— begin Record excerpts —

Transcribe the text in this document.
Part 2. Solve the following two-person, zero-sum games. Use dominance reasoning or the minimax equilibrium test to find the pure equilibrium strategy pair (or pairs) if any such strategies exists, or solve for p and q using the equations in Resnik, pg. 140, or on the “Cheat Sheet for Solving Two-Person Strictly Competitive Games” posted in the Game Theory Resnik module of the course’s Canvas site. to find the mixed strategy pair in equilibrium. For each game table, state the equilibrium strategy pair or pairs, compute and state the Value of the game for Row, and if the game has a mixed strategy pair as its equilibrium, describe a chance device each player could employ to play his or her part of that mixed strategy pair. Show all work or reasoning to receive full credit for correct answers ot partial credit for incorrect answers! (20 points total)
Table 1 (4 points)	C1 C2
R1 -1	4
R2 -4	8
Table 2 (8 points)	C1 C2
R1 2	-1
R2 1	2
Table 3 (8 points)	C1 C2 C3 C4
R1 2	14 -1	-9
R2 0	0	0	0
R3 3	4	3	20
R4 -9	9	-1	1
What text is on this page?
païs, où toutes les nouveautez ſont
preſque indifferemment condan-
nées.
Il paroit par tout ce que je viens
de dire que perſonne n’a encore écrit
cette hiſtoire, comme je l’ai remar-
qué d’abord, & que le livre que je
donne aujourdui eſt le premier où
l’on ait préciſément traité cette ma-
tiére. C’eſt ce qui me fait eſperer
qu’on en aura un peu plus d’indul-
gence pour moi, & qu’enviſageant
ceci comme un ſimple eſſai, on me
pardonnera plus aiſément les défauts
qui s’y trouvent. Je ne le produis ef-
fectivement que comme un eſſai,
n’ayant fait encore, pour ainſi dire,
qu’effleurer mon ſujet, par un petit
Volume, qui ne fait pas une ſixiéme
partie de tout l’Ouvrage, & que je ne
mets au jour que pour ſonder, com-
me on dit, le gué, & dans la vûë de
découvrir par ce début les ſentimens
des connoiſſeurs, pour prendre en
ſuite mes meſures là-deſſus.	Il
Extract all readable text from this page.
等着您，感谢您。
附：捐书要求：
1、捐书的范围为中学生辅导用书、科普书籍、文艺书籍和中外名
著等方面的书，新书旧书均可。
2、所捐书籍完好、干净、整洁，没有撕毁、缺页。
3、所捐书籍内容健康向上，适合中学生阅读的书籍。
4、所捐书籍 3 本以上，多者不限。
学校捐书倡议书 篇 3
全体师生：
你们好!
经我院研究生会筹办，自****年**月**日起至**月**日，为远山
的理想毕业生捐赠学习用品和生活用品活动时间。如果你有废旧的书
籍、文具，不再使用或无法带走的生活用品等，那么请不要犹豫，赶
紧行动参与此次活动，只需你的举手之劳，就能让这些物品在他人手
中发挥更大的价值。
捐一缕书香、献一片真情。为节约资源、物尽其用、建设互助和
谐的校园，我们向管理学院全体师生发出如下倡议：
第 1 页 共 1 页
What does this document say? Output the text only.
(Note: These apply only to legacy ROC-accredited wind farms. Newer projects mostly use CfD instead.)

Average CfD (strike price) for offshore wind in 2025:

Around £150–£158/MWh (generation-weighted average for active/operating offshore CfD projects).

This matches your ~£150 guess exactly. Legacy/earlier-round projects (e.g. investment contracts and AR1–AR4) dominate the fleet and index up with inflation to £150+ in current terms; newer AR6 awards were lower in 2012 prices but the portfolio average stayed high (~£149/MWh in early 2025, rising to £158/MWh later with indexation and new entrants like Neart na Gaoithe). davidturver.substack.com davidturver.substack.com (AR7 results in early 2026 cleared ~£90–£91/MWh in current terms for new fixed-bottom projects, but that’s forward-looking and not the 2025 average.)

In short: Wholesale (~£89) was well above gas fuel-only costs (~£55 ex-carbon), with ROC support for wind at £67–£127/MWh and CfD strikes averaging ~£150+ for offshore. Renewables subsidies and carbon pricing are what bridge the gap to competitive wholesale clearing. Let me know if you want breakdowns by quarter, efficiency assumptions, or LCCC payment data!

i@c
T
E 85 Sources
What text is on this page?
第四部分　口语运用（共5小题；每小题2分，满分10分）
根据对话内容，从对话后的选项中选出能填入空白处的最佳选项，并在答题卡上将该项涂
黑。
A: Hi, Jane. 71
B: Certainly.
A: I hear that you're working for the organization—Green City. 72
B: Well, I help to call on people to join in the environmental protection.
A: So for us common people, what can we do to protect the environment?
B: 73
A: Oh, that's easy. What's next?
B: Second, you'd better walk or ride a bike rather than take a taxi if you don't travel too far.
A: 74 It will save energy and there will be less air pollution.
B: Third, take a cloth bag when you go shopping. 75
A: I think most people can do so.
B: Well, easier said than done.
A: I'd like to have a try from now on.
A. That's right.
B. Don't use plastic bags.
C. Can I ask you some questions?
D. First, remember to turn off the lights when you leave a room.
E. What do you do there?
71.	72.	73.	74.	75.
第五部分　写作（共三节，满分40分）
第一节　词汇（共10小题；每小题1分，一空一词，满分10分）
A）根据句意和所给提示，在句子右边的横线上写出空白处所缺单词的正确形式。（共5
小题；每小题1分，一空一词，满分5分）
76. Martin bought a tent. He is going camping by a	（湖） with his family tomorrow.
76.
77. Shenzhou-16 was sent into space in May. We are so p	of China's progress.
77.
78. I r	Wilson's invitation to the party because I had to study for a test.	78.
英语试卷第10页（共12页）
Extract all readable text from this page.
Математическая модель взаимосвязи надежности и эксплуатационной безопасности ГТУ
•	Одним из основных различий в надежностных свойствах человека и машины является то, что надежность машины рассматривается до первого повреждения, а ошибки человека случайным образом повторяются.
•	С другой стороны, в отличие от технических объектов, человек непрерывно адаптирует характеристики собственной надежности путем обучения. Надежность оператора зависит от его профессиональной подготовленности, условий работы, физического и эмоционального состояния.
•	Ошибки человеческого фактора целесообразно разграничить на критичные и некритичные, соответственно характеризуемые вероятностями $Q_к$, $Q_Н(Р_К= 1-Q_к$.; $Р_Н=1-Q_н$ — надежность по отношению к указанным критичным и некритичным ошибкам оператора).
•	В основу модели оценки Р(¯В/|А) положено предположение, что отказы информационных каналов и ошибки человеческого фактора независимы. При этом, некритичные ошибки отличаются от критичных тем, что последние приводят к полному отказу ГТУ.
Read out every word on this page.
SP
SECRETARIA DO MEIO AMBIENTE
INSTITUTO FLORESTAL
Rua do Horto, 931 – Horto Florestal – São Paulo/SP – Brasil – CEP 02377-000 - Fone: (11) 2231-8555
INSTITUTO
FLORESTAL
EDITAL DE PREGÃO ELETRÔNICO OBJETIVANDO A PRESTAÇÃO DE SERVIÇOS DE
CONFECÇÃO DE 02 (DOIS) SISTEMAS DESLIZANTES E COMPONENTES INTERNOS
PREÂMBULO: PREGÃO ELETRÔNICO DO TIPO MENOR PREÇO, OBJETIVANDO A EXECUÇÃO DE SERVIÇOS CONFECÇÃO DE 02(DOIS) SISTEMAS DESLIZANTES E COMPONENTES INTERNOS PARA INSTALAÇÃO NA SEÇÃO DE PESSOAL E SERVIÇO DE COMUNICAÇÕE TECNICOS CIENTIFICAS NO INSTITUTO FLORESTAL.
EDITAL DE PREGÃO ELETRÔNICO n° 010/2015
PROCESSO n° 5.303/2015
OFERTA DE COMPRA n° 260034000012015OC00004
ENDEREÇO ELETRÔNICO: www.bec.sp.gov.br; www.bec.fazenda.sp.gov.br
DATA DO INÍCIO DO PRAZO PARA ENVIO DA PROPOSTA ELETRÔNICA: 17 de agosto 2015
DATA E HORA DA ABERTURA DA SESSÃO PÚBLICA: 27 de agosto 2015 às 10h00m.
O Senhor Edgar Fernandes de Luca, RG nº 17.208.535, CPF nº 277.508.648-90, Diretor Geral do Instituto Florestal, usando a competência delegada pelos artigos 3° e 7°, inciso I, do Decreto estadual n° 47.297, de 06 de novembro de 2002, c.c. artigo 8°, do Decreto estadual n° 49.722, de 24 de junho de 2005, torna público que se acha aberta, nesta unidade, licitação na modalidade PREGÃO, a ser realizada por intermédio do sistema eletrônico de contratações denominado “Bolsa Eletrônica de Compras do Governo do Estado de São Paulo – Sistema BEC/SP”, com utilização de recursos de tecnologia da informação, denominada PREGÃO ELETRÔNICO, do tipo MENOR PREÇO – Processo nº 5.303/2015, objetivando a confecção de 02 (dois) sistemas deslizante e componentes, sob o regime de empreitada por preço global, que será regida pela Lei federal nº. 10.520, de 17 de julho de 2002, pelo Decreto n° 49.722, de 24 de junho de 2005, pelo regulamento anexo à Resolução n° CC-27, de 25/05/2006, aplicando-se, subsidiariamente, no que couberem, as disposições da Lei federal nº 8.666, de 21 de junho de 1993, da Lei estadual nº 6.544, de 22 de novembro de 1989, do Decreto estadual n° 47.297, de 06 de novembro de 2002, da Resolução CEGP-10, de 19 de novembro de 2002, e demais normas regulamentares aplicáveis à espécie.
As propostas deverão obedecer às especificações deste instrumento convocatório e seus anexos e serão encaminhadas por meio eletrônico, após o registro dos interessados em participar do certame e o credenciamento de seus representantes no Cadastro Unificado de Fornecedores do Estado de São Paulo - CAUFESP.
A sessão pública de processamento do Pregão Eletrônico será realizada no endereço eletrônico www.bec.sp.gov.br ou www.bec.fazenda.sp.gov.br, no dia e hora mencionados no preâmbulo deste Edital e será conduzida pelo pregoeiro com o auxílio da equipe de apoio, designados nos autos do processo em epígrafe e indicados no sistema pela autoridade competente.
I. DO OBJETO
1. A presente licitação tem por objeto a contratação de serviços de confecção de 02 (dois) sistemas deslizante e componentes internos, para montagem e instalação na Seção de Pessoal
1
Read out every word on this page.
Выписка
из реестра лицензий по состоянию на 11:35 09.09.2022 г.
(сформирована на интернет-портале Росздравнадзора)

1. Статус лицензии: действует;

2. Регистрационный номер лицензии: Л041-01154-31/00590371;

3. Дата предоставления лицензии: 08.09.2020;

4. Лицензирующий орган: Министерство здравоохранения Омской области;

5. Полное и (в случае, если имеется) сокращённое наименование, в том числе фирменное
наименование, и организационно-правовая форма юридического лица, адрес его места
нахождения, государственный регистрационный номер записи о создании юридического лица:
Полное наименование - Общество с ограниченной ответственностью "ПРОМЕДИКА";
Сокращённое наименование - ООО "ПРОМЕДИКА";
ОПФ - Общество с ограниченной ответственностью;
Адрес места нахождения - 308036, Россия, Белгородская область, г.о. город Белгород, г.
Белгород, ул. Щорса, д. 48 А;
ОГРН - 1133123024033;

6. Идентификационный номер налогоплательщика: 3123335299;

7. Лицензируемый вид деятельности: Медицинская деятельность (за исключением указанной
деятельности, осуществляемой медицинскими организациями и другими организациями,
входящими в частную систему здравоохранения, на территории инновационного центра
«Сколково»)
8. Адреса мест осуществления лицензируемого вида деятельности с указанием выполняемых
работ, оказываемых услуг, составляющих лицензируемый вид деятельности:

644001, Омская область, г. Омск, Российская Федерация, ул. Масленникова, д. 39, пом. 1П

— end Record excerpts —

Gather every line from the listing above in which the word "encore" appears.

▶ _The result_:
de dire que perſonne n’a encore écrit
n’ayant fait encore, pour ainſi dire,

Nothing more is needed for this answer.